▸ **WHAT YOU SHOULD DO**:
Please determine how many lines of the material include the word "eredményei", and respond with nothing but that number.
** Begin **
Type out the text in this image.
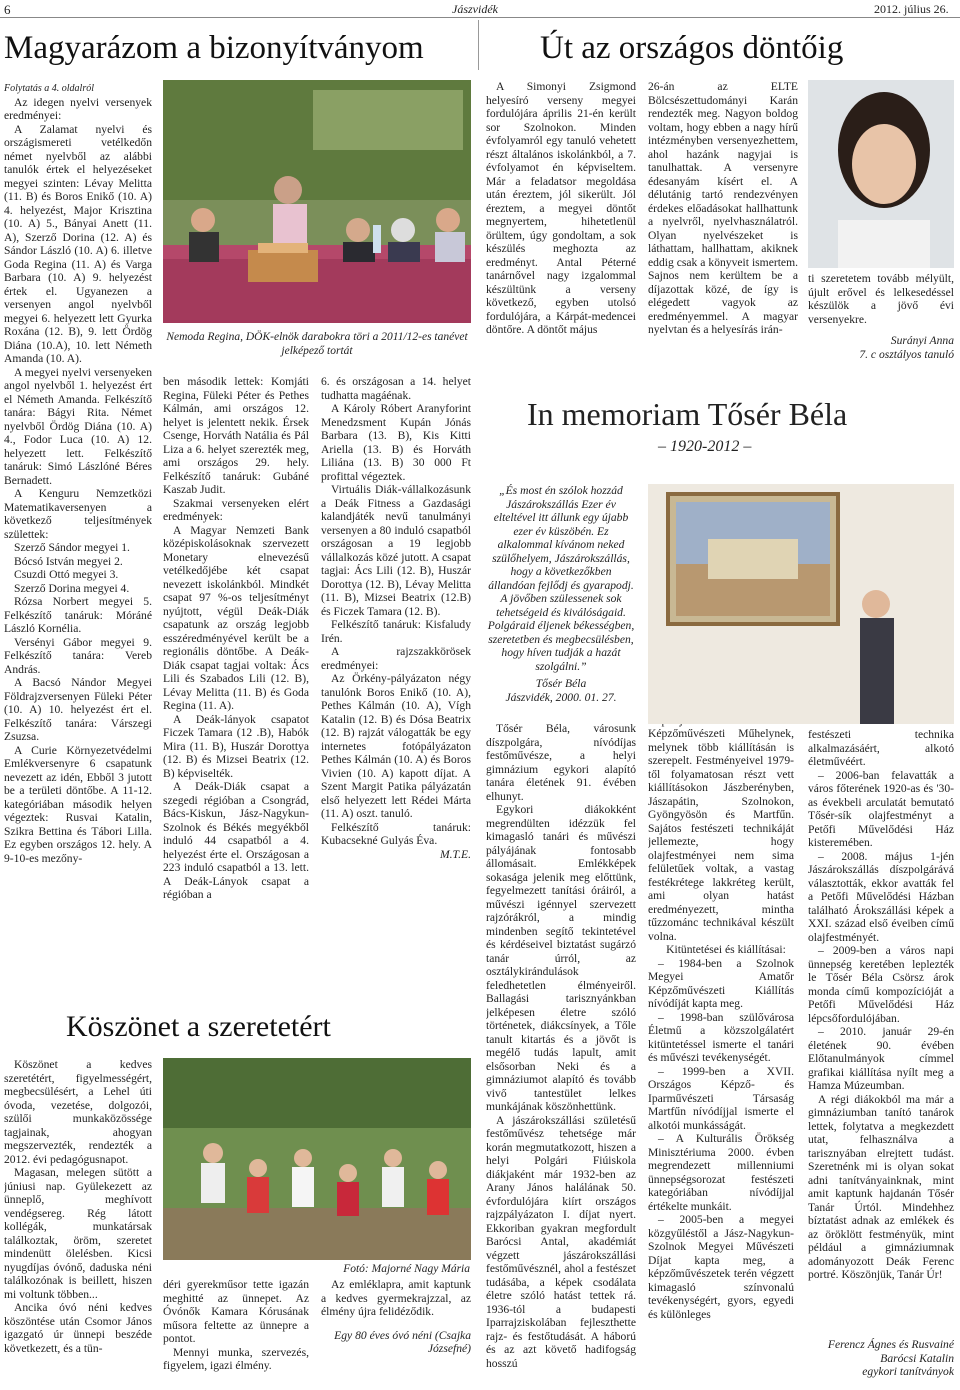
6	Jászvidék	2012. július 26.
Magyarázom a bizonyítványom

Folytatás a 4. oldalról

Az idegen nyelvi versenyek eredményei:

A Zalamat nyelvi és országismereti vetélkedőn német nyelvből az alábbi tanulók értek el helyezéseket megyei szinten: Lévay Melitta (11. B) és Boros Enikő (10. A) 4. helyezést, Major Krisztina (10. A) 5., Bányai Anett (11. A), Szerző Dorina (12. A) és Sándor László (10. A) 6. illetve Goda Regina (11. A) és Varga Barbara (10. A) 9. helyezést értek el. Ugyanezen a versenyen angol nyelvből megyei 6. helyezett lett Gyurka Roxána (12. B), 9. lett Ördög Diána (10.A), 10. lett Németh Amanda (10. A).

A megyei nyelvi versenyeken angol nyelvből 1. helyezést ért el Németh Amanda. Felkészítő tanára: Bágyi Rita. Német nyelvből Ördög Diána (10. A) 4., Fodor Luca (10. A) 12. helyezett lett. Felkészítő tanáruk: Simó Lászlóné Béres Bernadett.

A Kenguru Nemzetközi Matematikaversenyen a következő teljesítmények születtek:

Szerző Sándor megyei 1.

Bócsó István megyei 2.

Csuzdi Ottó megyei 3.

Szerző Dorina megyei 4.

Rózsa Norbert megyei 5. Felkészítő tanáruk: Móráné László Kornélia.

Versényi Gábor megyei 9. Felkészítő tanára: Vereb András.

A Bacsó Nándor Megyei Földrajzversenyen Füleki Péter (10. A) 10. helyezést ért el. Felkészítő tanára: Várszegi Zsuzsa.

A Curie Környezetvédelmi Emlékversenyre 6 csapatunk nevezett az idén, Ebből 3 jutott be a területi döntőbe. A 11-12. kategóriában második helyen végeztek: Rusvai Katalin, Szikra Bettina és Tábori Lilla. Ez egyben országos 12. hely. A 9-10-es mezőny-

Nemoda Regina, DÖK-elnök darabokra töri a 2011/12-es tanévet jelképező tortát

ben második lettek: Komjáti Regina, Füleki Péter és Pethes Kálmán, ami országos 12. helyet is jelentett nekik. Érsek Csenge, Horváth Natália és Pál Liza a 6. helyet szerezték meg, ami országos 29. hely. Felkészítő tanáruk: Gubáné Kaszab Judit.

Szakmai versenyeken elért eredmények:

A Magyar Nemzeti Bank középiskolásoknak szervezett Monetary elnevezésű vetélkedőjébe két csapat nevezett iskolánkból. Mindkét csapat 97 %-os teljesítményt nyújtott, végül Deák-Diák csapatunk az ország legjobb esszéredményével került be a regionális döntőbe. A Deák-Diák csapat tagjai voltak: Ács Lili és Szabados Lili (12. B), Lévay Melitta (11. B) és Goda Regina (11. A).

A Deák-lányok csapatot Ficzek Tamara (12 .B), Habók Mira (11. B), Huszár Dorottya (12. B) és Mizsei Beatrix (12. B) képviselték.

A Deák-Diák csapat a szegedi régióban a Csongrád, Bács-Kiskun, Jász-Nagykun-Szolnok és Békés megyékből induló 44 csapatból a 4. helyezést érte el. Országosan a 223 induló csapatból a 13. lett. A Deák-Lányok csapat a régióban a

6. és országosan a 14. helyet tudhatta magáénak.

A Károly Róbert Aranyforint Menedzsment Kupán Jónás Barbara (13. B), Kis Kitti Ariella (13. B) és Horváth Liliána (13. B) 30 000 Ft profittal végeztek.

Virtuális Diák-vállalkozásunk a Deák Fitness a Gazdasági kalandjáték nevű tanulmányi versenyen a 80 induló csapatból országosan a 19 legjobb vállalkozás közé jutott. A csapat tagjai: Ács Lili (12. B), Huszár Dorottya (12. B), Lévay Melitta (11. B), Mizsei Beatrix (12.B) és Ficzek Tamara (12. B).

Felkészítő tanáruk: Kisfaludy Irén.

A rajzszakkörösek eredményei:

Az Örkény-pályázaton négy tanulónk Boros Enikő (10. A), Pethes Kálmán (10. A), Vígh Katalin (12. B) és Dósa Beatrix (12. B) rajzát válogatták be egy internetes fotópályázaton Pethes Kálmán (10. A) és Boros Vivien (10. A) kapott díjat. A Szent Margit Patika pályázatán első helyezett lett Rédei Márta (11. A) oszt. tanuló.

Felkészítő tanáruk: Kubacsekné Gulyás Éva.

M.T.E.

Köszönet a szeretetért

Köszönet a kedves szeretétért, figyelmességért, megbecsülésért, a Lehel úti óvoda, vezetése, dolgozói, szülői munkaközössége tagjainak, ahogyan megszervezték, rendezték a 2012. évi pedagógusnapot.

Magasan, melegen sütött a júniusi nap. Gyülekezett az ünneplő, meghívott vendégsereg. Rég látott kollégák, munkatársak találkoztak, öröm, szeretet mindenütt ölelésben. Kicsi nyugdíjas óvónő, daduska néni találkozónak is beillett, hiszen mi voltunk többen...

Ancika óvó néni kedves köszöntése után Csomor János igazgató úr ünnepi beszéde következett, és a tün-

Fotó: Majorné Nagy Mária

déri gyerekműsor tette igazán meghitté az ünnepet. Az Óvónők Kamara Kórusának műsora feltette az ünnepre a pontot.

Mennyi munka, szervezés, figyelem, igazi élmény.

Az emléklapra, amit kaptunk a kedves gyermekrajzzal, az élmény újra felidéződik.

Egy 80 éves óvó néni (Csajka Józsefné)

Út az országos döntőig

A Simonyi Zsigmond helyesíró verseny megyei fordulójára április 21-én került sor Szolnokon. Minden évfolyamról egy tanuló vehetett részt általános iskolánkból, a 7. évfolyamot én képviseltem. Már a feladatsor megoldása után éreztem, jól sikerült. Jól éreztem, a megyei döntőt megnyertem, hihetetlenül örültem, úgy gondoltam, a sok készülés meghozta az eredményt. Antal Péterné tanárnővel nagy izgalommal készültünk a verseny következő, egyben utolsó fordulójára, a Kárpát-medencei döntőre. A döntőt május

26-án az ELTE Bölcsészettudományi Karán rendezték meg. Nagyon boldog voltam, hogy ebben a nagy hírű intézményben versenyezhettem, ahol hazánk nagyjai is tanulhattak. A versenyre édesanyám kísért el. A délutánig tartó rendezvényen érdekes előadásokat hallhattunk a nyelvről, nyelvhasználatról. Olyan nyelvészeket is láthattam, hallhattam, akiknek eddig csak a könyveit ismertem. Sajnos nem kerültem be a díjazottak közé, de így is elégedett vagyok az eredményemmel. A magyar nyelvtan és a helyesírás irán-

ti szeretetem tovább mélyült, újult erővel és lelkesedéssel készülök a jövő évi versenyekre.

Surányi Anna

7. c osztályos tanuló

In memoriam Tősér Béla
– 1920-2012 –

„És most én szólok hozzád Jászárokszállás Ezer év elteltével itt állunk egy újabb ezer év küszöbén. Ez alkalommal kívánom neked szülőhelyem, Jászárokszállás, hogy a következőkben állandóan fejlődj és gyarapodj. A jövőben szülessenek sok tehetségeid és kiválóságaid. Polgáraid éljenek békességben, szeretetben és megbecsülésben, hogy híven tudják a hazát szolgálni.”

Tősér Béla

Jászvidék, 2000. 01. 27.

Tősér Béla, városunk díszpolgára, nívódíjas festőművésze, a helyi gimnázium egykori alapító tanára életének 91. évében elhunyt.

Egykori diákokként megrendülten idézzük fel kimagasló tanári és művészi pályájának fontosabb állomásait. Emlékképek sokasága jelenik meg előttünk, fegyelmezett tanítási óráiról, a művészi igénnyel szervezett rajzórákról, a mindig mindenben segítő tekintetével és kérdéseivel biztatást sugárzó tanár úrról, az osztálykirándulások feledhetetlen élményeiről. Ballagási tarisznyánkban jelképesen életre szóló történetek, diákcsínyek, a Tőle tanult kitartás és a jövőt is megélő tudás lapult, amit elsősorban Neki és a gimnáziumot alapító és tovább vivő tantestület lelkes munkájának köszönhettünk.

A jászárokszállási születésű festőművész tehetsége már korán megmutatkozott, hiszen a helyi Polgári Fiúiskola diákjaként már 1932-ben az Arany János halálának 50. évfordulójára kiírt országos rajzpályázaton I. díjat nyert. Ekkoriban gyakran megfordult Barócsi Antal, akadémiát végzett jászárokszállási festőművésznél, ahol a festészet tudásába, a képek csodálata életre szóló hatást tettek rá. 1936-tól a budapesti Iparrajziskolában fejleszthette rajz- és festőtudását. A háború és az azt követő hadifogság hosszú

Képzőművészeti Műhelynek, melynek több kiállításán is szerepelt. Festményeivel 1979-től folyamatosan részt vett kiállításokon Jászberényben, Jászapátin, Szolnokon, Gyöngyösön és Martfűn. Sajátos festészeti technikáját jellemezte, hogy olajfestményei nem sima felületűek voltak, a vastag festékrétege lakkréteg került, ami olyan hatást eredményezett, mintha tűzzománc technikával készült volna.

Kitüntetései és kiállításai:

– 1984-ben a Szolnok Megyei Amatőr Képzőművészeti Kiállítás nívódíját kapta meg.

– 1998-ban szülővárosa Életmű a közszolgálatért kitüntetéssel ismerte el tanári és művészi tevékenységét.

– 1999-ben a XVII. Országos Képző- és Iparművészeti Társaság Martfűn nívódíjjal ismerte el alkotói munkásságát.

– A Kulturális Örökség Minisztériuma 2000. évben megrendezett millenniumi ünnepségsorozat festészeti kategóriában nívódíjjal értékelte munkáit.

– 2005-ben a megyei közgyűléstől a Jász-Nagykun-Szolnok Megyei Művészeti Díjat kapta meg, a képzőművészetek terén végzett kimagasló színvonalú tevékenységért, gyors, egyedi és különleges

festészeti technika alkalmazásáért, alkotó életművéért.

– 2006-ban felavatták a város főterének 1920-as és '30-as évekbeli arculatát bemutató Tősér-sík olajfestményt a Petőfi Művelődési Ház kisteremében.

– 2008. május 1-jén Jászárokszállás díszpolgárává választották, ekkor avatták fel a Petőfi Művelődési Házban található Árokszállási képek a XXI. század első éveiben című olajfestményét.

– 2009-ben a város napi ünnepség keretében leplezték le Tősér Béla Csörsz árok monda című kompozícióját a Petőfi Művelődési Ház lépcsőfordulójában.

– 2010. január 29-én életének 90. évében Előtanulmányok címmel grafikai kiállítása nyílt meg a Hamza Múzeumban.

A régi diákokból ma már a gimnáziumban tanító tanárok lettek, folytatva a megkezdett utat, felhasználva a tarisznyában elrejtett tudást. Szeretnénk mi is olyan sokat adni tanítványainknak, mint amit kaptunk hajdanán Tősér Tanár Úrtól. Mindehhez bíztatást adnak az emlékek és az öröklött festményük, mint például a gimnáziumnak adományozott Deák Ferenc portré. Köszönjük, Tanár Úr!

Ferencz Ágnes és Rusvainé Barócsi Katalin

egykori tanítványok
** End **
▸ **FINAL RESULT**:
2